PROMPT: The listing below must be repeated word for word, with its images excluded.

[begin INPUT DATA]

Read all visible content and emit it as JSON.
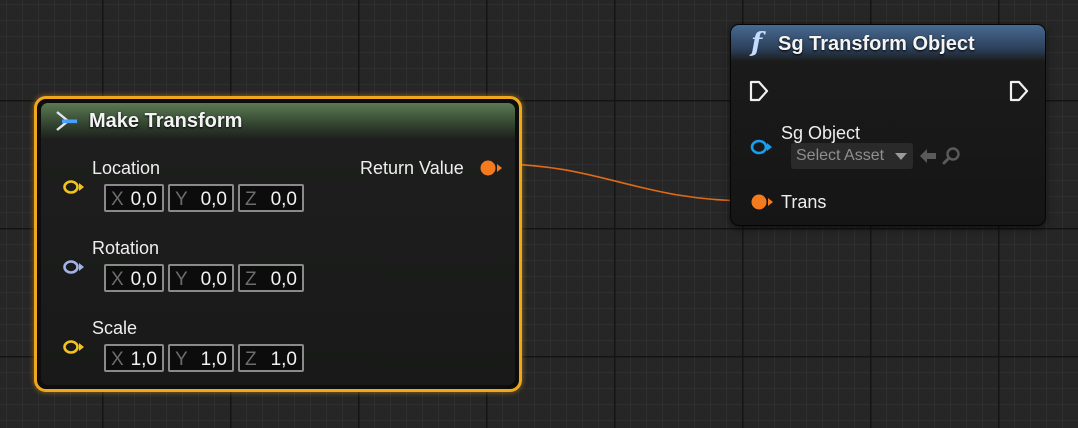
{
  "make_transform": {
    "title": "Make Transform",
    "inputs": [
      {
        "label": "Location",
        "x": "0,0",
        "y": "0,0",
        "z": "0,0"
      },
      {
        "label": "Rotation",
        "x": "0,0",
        "y": "0,0",
        "z": "0,0"
      },
      {
        "label": "Scale",
        "x": "1,0",
        "y": "1,0",
        "z": "1,0"
      }
    ],
    "axis_labels": {
      "x": "X",
      "y": "Y",
      "z": "Z"
    },
    "output": "Return Value"
  },
  "sg_transform_object": {
    "title": "Sg Transform Object",
    "object_pin": "Sg Object",
    "asset_picker": "Select Asset",
    "trans_pin": "Trans"
  },
  "colors": {
    "selection_outline": "#f0a71e",
    "struct_pin_vector": "#f3c21d",
    "struct_pin_rotator": "#a3b2e8",
    "struct_pin_transform": "#f57a1e",
    "object_pin": "#1a9ef0",
    "wire": "#e06a16",
    "exec_pin": "#f0f0f0"
  },
  "icons": {
    "make_transform": "make-struct-icon",
    "function": "function-icon",
    "browse": "arrow-left-icon",
    "search": "search-icon",
    "dropdown": "chevron-down-icon"
  }
}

[end INPUT DATA]

TASK RESPONSE:
Read all visible content and emit it as JSON.
{
  "make_transform": {
    "title": "Make Transform",
    "inputs": [
      {
        "label": "Location",
        "x": "0,0",
        "y": "0,0",
        "z": "0,0"
      },
      {
        "label": "Rotation",
        "x": "0,0",
        "y": "0,0",
        "z": "0,0"
      },
      {
        "label": "Scale",
        "x": "1,0",
        "y": "1,0",
        "z": "1,0"
      }
    ],
    "axis_labels": {
      "x": "X",
      "y": "Y",
      "z": "Z"
    },
    "output": "Return Value"
  },
  "sg_transform_object": {
    "title": "Sg Transform Object",
    "object_pin": "Sg Object",
    "asset_picker": "Select Asset",
    "trans_pin": "Trans"
  },
  "colors": {
    "selection_outline": "#f0a71e",
    "struct_pin_vector": "#f3c21d",
    "struct_pin_rotator": "#a3b2e8",
    "struct_pin_transform": "#f57a1e",
    "object_pin": "#1a9ef0",
    "wire": "#e06a16",
    "exec_pin": "#f0f0f0"
  },
  "icons": {
    "make_transform": "make-struct-icon",
    "function": "function-icon",
    "browse": "arrow-left-icon",
    "search": "search-icon",
    "dropdown": "chevron-down-icon"
  }
}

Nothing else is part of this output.